§ **Task directions**:
Extract every line that contains the word "title".

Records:

"""

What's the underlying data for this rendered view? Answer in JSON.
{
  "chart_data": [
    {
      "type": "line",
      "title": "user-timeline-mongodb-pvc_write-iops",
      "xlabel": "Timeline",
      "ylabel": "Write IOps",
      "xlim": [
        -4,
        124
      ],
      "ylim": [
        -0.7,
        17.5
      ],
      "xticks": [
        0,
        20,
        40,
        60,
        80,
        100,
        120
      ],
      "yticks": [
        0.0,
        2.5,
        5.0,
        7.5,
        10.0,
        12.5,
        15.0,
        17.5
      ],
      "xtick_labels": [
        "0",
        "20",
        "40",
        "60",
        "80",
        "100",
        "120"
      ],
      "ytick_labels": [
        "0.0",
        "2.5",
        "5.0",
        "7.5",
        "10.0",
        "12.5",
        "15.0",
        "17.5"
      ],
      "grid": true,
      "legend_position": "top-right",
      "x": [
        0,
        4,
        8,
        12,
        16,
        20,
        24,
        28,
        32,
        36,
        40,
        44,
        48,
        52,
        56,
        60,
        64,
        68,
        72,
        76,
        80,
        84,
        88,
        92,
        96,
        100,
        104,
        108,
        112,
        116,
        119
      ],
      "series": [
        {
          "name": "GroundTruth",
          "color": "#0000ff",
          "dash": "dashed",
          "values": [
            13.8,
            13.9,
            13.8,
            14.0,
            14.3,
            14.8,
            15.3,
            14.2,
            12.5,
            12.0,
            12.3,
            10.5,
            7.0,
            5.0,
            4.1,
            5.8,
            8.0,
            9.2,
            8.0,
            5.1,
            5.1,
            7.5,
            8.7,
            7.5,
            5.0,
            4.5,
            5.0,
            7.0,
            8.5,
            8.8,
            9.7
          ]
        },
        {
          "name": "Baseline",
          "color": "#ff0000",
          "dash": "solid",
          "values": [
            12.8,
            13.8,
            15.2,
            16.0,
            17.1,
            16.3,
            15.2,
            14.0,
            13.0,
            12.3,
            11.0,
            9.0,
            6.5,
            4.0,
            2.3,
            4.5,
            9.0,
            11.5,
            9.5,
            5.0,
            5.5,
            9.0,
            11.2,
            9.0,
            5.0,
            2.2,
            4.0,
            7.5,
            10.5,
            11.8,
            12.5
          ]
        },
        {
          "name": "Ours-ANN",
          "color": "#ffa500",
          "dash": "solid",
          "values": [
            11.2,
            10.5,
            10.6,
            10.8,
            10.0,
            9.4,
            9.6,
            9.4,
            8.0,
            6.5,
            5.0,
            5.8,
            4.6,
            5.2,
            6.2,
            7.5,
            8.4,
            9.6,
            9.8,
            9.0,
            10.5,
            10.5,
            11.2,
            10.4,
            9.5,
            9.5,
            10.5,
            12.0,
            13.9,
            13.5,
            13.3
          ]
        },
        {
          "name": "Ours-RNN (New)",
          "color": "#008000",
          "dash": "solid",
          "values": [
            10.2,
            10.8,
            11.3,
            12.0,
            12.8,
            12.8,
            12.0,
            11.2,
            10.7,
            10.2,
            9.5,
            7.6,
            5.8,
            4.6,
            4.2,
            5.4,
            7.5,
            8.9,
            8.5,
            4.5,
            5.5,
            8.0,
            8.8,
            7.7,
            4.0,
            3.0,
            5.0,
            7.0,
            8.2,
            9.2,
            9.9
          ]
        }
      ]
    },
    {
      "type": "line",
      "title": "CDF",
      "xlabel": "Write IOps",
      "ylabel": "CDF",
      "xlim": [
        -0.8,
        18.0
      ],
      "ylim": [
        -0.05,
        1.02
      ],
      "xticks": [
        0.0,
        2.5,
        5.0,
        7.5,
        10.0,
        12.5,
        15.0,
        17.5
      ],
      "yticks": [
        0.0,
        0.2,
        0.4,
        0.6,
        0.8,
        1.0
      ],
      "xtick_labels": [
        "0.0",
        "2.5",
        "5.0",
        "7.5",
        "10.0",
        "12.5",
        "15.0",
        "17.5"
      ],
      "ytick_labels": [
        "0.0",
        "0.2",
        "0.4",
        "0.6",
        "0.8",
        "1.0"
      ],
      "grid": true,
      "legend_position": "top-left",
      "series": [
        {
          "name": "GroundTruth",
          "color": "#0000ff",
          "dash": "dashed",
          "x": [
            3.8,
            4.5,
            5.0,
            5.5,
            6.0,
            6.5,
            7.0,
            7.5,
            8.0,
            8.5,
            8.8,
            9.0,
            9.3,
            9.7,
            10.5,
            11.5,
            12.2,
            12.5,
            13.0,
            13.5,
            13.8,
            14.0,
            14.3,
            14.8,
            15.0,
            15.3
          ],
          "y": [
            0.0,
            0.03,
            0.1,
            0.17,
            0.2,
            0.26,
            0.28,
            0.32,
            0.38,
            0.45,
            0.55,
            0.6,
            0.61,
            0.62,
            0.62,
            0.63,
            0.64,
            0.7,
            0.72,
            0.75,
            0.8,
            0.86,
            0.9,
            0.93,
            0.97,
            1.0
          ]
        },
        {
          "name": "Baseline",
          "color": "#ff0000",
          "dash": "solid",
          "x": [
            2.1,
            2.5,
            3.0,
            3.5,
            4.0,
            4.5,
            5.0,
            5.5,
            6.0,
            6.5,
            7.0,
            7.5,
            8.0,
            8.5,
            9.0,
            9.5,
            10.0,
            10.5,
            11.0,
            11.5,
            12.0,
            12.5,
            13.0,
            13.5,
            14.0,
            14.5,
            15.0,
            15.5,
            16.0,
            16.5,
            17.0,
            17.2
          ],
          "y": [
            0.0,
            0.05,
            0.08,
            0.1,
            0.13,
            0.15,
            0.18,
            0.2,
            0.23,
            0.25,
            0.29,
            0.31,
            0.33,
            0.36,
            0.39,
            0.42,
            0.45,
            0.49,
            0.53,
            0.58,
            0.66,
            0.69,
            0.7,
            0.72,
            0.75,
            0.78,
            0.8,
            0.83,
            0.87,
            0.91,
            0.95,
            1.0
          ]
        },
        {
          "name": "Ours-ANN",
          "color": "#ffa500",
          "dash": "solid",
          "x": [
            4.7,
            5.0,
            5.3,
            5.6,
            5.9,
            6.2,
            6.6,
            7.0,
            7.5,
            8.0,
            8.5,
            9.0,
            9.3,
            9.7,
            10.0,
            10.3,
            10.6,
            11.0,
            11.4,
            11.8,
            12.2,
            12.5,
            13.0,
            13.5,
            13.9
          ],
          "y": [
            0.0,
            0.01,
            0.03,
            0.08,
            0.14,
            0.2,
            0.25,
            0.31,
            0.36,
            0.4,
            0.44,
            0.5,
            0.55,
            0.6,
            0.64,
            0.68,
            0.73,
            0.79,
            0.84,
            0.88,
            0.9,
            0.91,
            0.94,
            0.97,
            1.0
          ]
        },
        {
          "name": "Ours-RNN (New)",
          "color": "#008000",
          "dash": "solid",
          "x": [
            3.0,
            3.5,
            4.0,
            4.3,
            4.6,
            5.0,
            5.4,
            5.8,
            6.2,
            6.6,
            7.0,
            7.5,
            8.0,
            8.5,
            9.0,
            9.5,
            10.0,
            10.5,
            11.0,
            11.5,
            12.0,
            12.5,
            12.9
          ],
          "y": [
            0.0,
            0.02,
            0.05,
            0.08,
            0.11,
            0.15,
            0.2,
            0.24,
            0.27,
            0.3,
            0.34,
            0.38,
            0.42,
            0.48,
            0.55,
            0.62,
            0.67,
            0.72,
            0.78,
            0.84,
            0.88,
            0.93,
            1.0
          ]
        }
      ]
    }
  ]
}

"""

§ **Task solution**:
      "title": "user-timeline-mongodb-pvc_write-iops",
      "title": "CDF",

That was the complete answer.